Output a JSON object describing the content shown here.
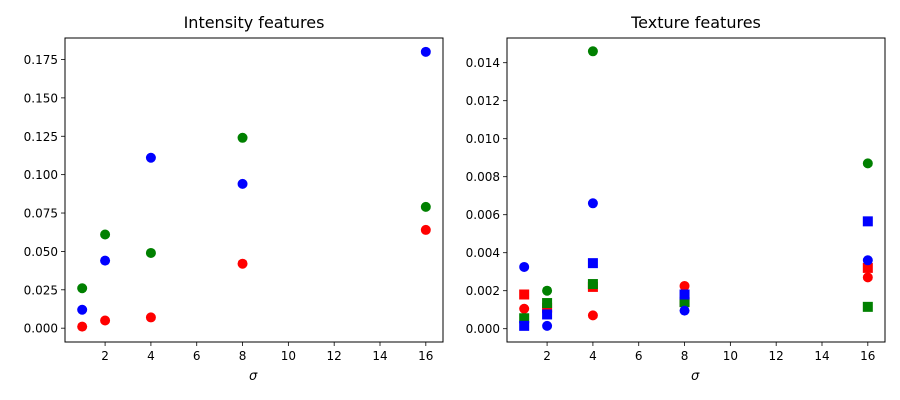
{
  "chart_data": [
    {
      "type": "scatter",
      "title": "Intensity features",
      "xlabel": "σ",
      "ylabel": "",
      "xlim": [
        0.25,
        16.75
      ],
      "ylim": [
        -0.009,
        0.189
      ],
      "xticks": [
        2,
        4,
        6,
        8,
        10,
        12,
        14,
        16
      ],
      "yticks": [
        0.0,
        0.025,
        0.05,
        0.075,
        0.1,
        0.125,
        0.15,
        0.175
      ],
      "ytick_labels": [
        "0.000",
        "0.025",
        "0.050",
        "0.075",
        "0.100",
        "0.125",
        "0.150",
        "0.175"
      ],
      "grid": false,
      "legend": null,
      "x": [
        1,
        2,
        4,
        8,
        16
      ],
      "series": [
        {
          "name": "red circles",
          "color": "#ff0000",
          "marker": "circle",
          "values": [
            0.001,
            0.005,
            0.007,
            0.042,
            0.064
          ]
        },
        {
          "name": "green circles",
          "color": "#008000",
          "marker": "circle",
          "values": [
            0.026,
            0.061,
            0.049,
            0.124,
            0.079
          ]
        },
        {
          "name": "blue circles",
          "color": "#0000ff",
          "marker": "circle",
          "values": [
            0.012,
            0.044,
            0.111,
            0.094,
            0.18
          ]
        }
      ]
    },
    {
      "type": "scatter",
      "title": "Texture features",
      "xlabel": "σ",
      "ylabel": "",
      "xlim": [
        0.25,
        16.75
      ],
      "ylim": [
        -0.0007,
        0.0153
      ],
      "xticks": [
        2,
        4,
        6,
        8,
        10,
        12,
        14,
        16
      ],
      "yticks": [
        0.0,
        0.002,
        0.004,
        0.006,
        0.008,
        0.01,
        0.012,
        0.014
      ],
      "ytick_labels": [
        "0.000",
        "0.002",
        "0.004",
        "0.006",
        "0.008",
        "0.010",
        "0.012",
        "0.014"
      ],
      "grid": false,
      "legend": null,
      "x": [
        1,
        2,
        4,
        8,
        16
      ],
      "series": [
        {
          "name": "red squares",
          "color": "#ff0000",
          "marker": "square",
          "values": [
            0.0018,
            0.0011,
            0.0022,
            0.0014,
            0.0032
          ]
        },
        {
          "name": "red circles",
          "color": "#ff0000",
          "marker": "circle",
          "values": [
            0.00105,
            0.0009,
            0.0007,
            0.00225,
            0.0027
          ]
        },
        {
          "name": "green squares",
          "color": "#008000",
          "marker": "square",
          "values": [
            0.00055,
            0.00135,
            0.00235,
            0.0014,
            0.00115
          ]
        },
        {
          "name": "green circles",
          "color": "#008000",
          "marker": "circle",
          "values": [
            null,
            0.002,
            0.0146,
            0.0016,
            0.0087
          ]
        },
        {
          "name": "blue squares",
          "color": "#0000ff",
          "marker": "square",
          "values": [
            0.00015,
            0.00075,
            0.00345,
            0.0018,
            0.00565
          ]
        },
        {
          "name": "blue circles",
          "color": "#0000ff",
          "marker": "circle",
          "values": [
            0.00325,
            0.00015,
            0.0066,
            0.00095,
            0.0036
          ]
        }
      ]
    }
  ]
}
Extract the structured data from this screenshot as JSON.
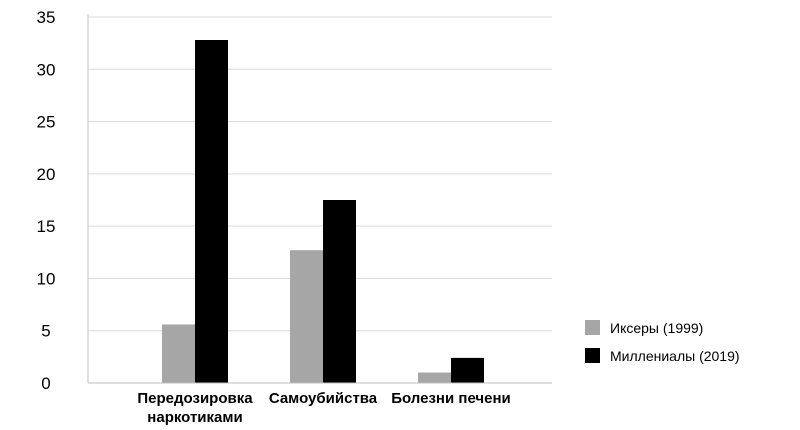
{
  "chart_data": {
    "type": "bar",
    "categories": [
      [
        "Передозировка",
        "наркотиками"
      ],
      [
        "Самоубийства"
      ],
      [
        "Болезни печени"
      ]
    ],
    "series": [
      {
        "name": "Иксеры (1999)",
        "color": "#a6a6a6",
        "values": [
          5.6,
          12.7,
          1.0
        ]
      },
      {
        "name": "Миллениалы (2019)",
        "color": "#000000",
        "values": [
          32.8,
          17.5,
          2.4
        ]
      }
    ],
    "ylim": [
      0,
      35
    ],
    "yticks": [
      0,
      5,
      10,
      15,
      20,
      25,
      30,
      35
    ],
    "grid": true,
    "legend_position": "right"
  }
}
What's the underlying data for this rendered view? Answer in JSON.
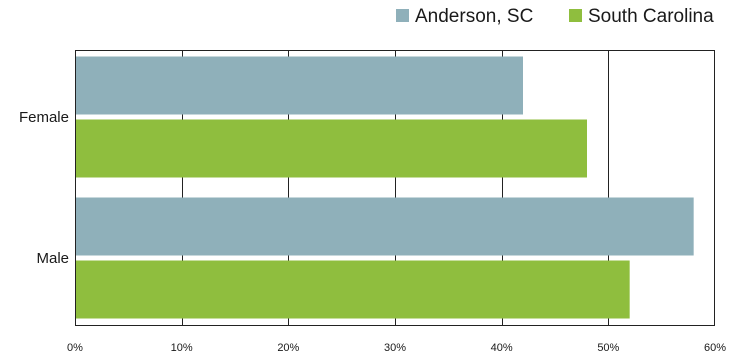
{
  "chart_data": {
    "type": "bar",
    "orientation": "horizontal",
    "categories": [
      "Female",
      "Male"
    ],
    "series": [
      {
        "name": "Anderson, SC",
        "color": "#8fb0ba",
        "values": [
          42,
          58
        ]
      },
      {
        "name": "South Carolina",
        "color": "#8fbe3e",
        "values": [
          48,
          52
        ]
      }
    ],
    "xlim": [
      0,
      60
    ],
    "xticks": [
      "0%",
      "10%",
      "20%",
      "30%",
      "40%",
      "50%",
      "60%"
    ],
    "grid": true,
    "legend_position": "top-right"
  }
}
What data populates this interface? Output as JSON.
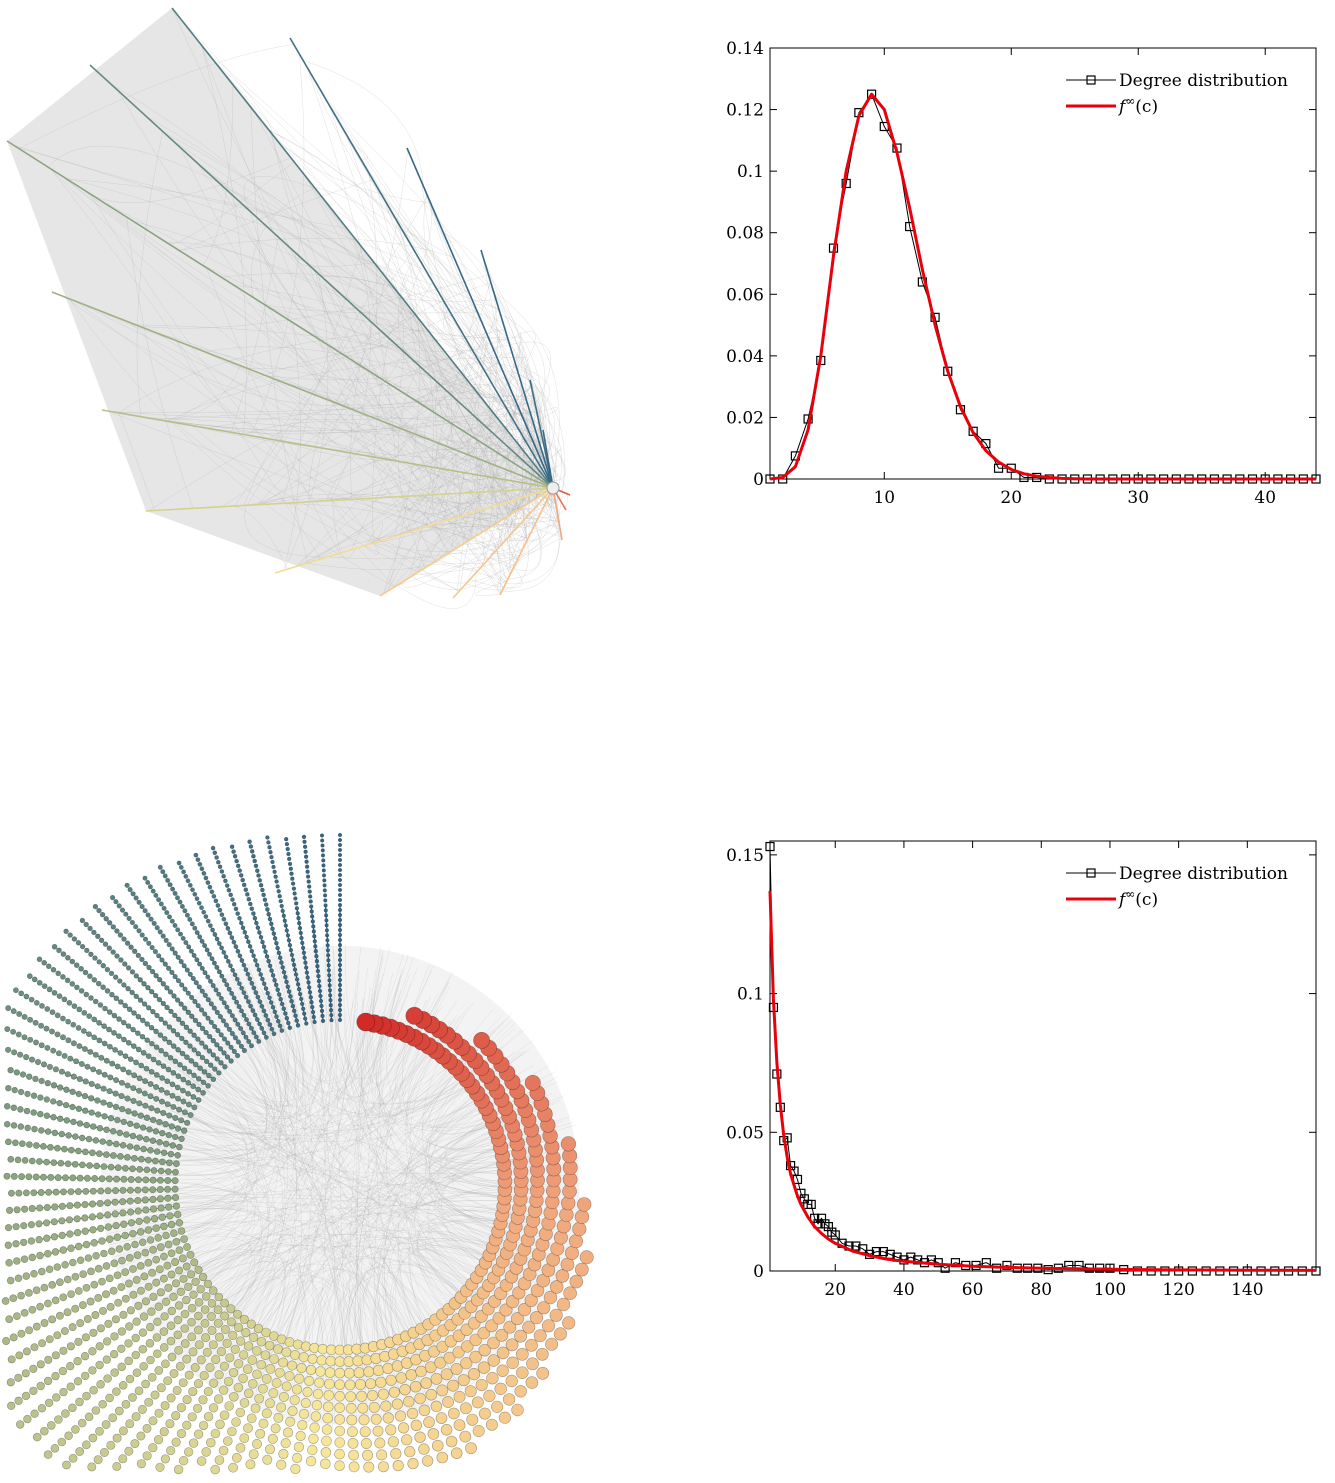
{
  "colors": {
    "edge_gray": "#9a9a9a",
    "hub_blue": "#2f6486",
    "hub_green": "#8aa47f",
    "hub_yellow": "#f7e79a",
    "hub_orange": "#f0a77e",
    "hub_red": "#d12a27",
    "fit_line": "#e8000b",
    "data_line": "#000000"
  },
  "networks": [
    {
      "name": "network-erdos-renyi-star",
      "layout": "radial-fan"
    },
    {
      "name": "network-scale-free-spiral",
      "layout": "spiral"
    }
  ],
  "chart_data": [
    {
      "type": "line",
      "xlim": [
        1,
        44
      ],
      "ylim": [
        0,
        0.14
      ],
      "xticks": [
        10,
        20,
        30,
        40
      ],
      "yticks": [
        0,
        0.02,
        0.04,
        0.06,
        0.08,
        0.1,
        0.12,
        0.14
      ],
      "ytick_labels": [
        "0",
        "0.02",
        "0.04",
        "0.06",
        "0.08",
        "0.1",
        "0.12",
        "0.14"
      ],
      "xtick_labels": [
        "10",
        "20",
        "30",
        "40"
      ],
      "legend_position": "top-right",
      "grid": false,
      "series": [
        {
          "name": "Degree distribution",
          "marker": "square",
          "color": "#000000",
          "x": [
            1,
            2,
            3,
            4,
            5,
            6,
            7,
            8,
            9,
            10,
            11,
            12,
            13,
            14,
            15,
            16,
            17,
            18,
            19,
            20,
            21,
            22,
            23,
            24,
            25,
            26,
            27,
            28,
            29,
            30,
            31,
            32,
            33,
            34,
            35,
            36,
            37,
            38,
            39,
            40,
            41,
            42,
            43,
            44
          ],
          "y": [
            0,
            0,
            0.0075,
            0.0195,
            0.0385,
            0.075,
            0.096,
            0.119,
            0.125,
            0.1145,
            0.1075,
            0.082,
            0.064,
            0.0525,
            0.035,
            0.0225,
            0.0155,
            0.0115,
            0.0035,
            0.0035,
            0.0005,
            0.0005,
            0,
            0,
            0,
            0,
            0,
            0,
            0,
            0,
            0,
            0,
            0,
            0,
            0,
            0,
            0,
            0,
            0,
            0,
            0,
            0,
            0,
            0
          ]
        },
        {
          "name": "f∞(c)",
          "marker": "none",
          "color": "#e8000b",
          "x": [
            1,
            2,
            3,
            4,
            5,
            6,
            7,
            8,
            9,
            10,
            11,
            12,
            13,
            14,
            15,
            16,
            17,
            18,
            19,
            20,
            21,
            22,
            23,
            24,
            25,
            26,
            27,
            28,
            29,
            30,
            31,
            32,
            33,
            34,
            35,
            36,
            37,
            38,
            39,
            40,
            41,
            42,
            43,
            44
          ],
          "y": [
            0,
            0.0005,
            0.004,
            0.016,
            0.04,
            0.0725,
            0.1,
            0.118,
            0.125,
            0.12,
            0.106,
            0.088,
            0.068,
            0.05,
            0.035,
            0.0235,
            0.015,
            0.0092,
            0.0055,
            0.0031,
            0.0017,
            0.0009,
            0.0005,
            0.0002,
            0.0001,
            0,
            0,
            0,
            0,
            0,
            0,
            0,
            0,
            0,
            0,
            0,
            0,
            0,
            0,
            0,
            0,
            0,
            0,
            0
          ]
        }
      ]
    },
    {
      "type": "line",
      "xlim": [
        1,
        160
      ],
      "ylim": [
        0,
        0.155
      ],
      "xticks": [
        20,
        40,
        60,
        80,
        100,
        120,
        140
      ],
      "yticks": [
        0,
        0.05,
        0.1,
        0.15
      ],
      "ytick_labels": [
        "0",
        "0.05",
        "0.1",
        "0.15"
      ],
      "xtick_labels": [
        "20",
        "40",
        "60",
        "80",
        "100",
        "120",
        "140"
      ],
      "legend_position": "top-right",
      "grid": false,
      "series": [
        {
          "name": "Degree distribution",
          "marker": "square",
          "color": "#000000",
          "x": [
            1,
            2,
            3,
            4,
            5,
            6,
            7,
            8,
            9,
            10,
            11,
            12,
            13,
            14,
            15,
            16,
            17,
            18,
            19,
            20,
            22,
            24,
            26,
            28,
            30,
            32,
            34,
            36,
            38,
            40,
            42,
            44,
            46,
            48,
            50,
            52,
            55,
            58,
            61,
            64,
            67,
            70,
            73,
            76,
            79,
            82,
            85,
            88,
            91,
            94,
            97,
            100,
            104,
            108,
            112,
            116,
            120,
            124,
            128,
            132,
            136,
            140,
            144,
            148,
            152,
            156,
            160
          ],
          "y": [
            0.153,
            0.095,
            0.071,
            0.059,
            0.047,
            0.048,
            0.038,
            0.036,
            0.033,
            0.028,
            0.026,
            0.024,
            0.024,
            0.019,
            0.017,
            0.019,
            0.017,
            0.016,
            0.014,
            0.013,
            0.01,
            0.009,
            0.009,
            0.008,
            0.006,
            0.007,
            0.007,
            0.006,
            0.005,
            0.004,
            0.005,
            0.004,
            0.003,
            0.004,
            0.003,
            0.001,
            0.003,
            0.002,
            0.002,
            0.003,
            0.001,
            0.002,
            0.001,
            0.001,
            0.001,
            0.0005,
            0.001,
            0.002,
            0.002,
            0.001,
            0.001,
            0.001,
            0.0005,
            0,
            0,
            0,
            0,
            0,
            0,
            0,
            0,
            0,
            0,
            0,
            0,
            0,
            0
          ]
        },
        {
          "name": "f∞(c)",
          "marker": "none",
          "color": "#e8000b",
          "x": [
            1,
            2,
            3,
            4,
            5,
            6,
            7,
            8,
            9,
            10,
            12,
            14,
            16,
            18,
            20,
            25,
            30,
            35,
            40,
            50,
            60,
            70,
            80,
            100,
            120,
            140,
            160
          ],
          "y": [
            0.137,
            0.098,
            0.075,
            0.06,
            0.049,
            0.041,
            0.035,
            0.031,
            0.027,
            0.024,
            0.0195,
            0.016,
            0.0135,
            0.0115,
            0.01,
            0.0072,
            0.0055,
            0.0043,
            0.0035,
            0.0024,
            0.0017,
            0.0013,
            0.001,
            0.0006,
            0.0004,
            0.0003,
            0.0002
          ]
        }
      ]
    }
  ],
  "legend": {
    "degree_label": "Degree distribution",
    "fit_base": "f",
    "fit_sup": "∞",
    "fit_arg": "(c)"
  }
}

_Written instruction:_ Each line of the material that holds the string "right" counts once; give the total alone.

_Written response:_ 4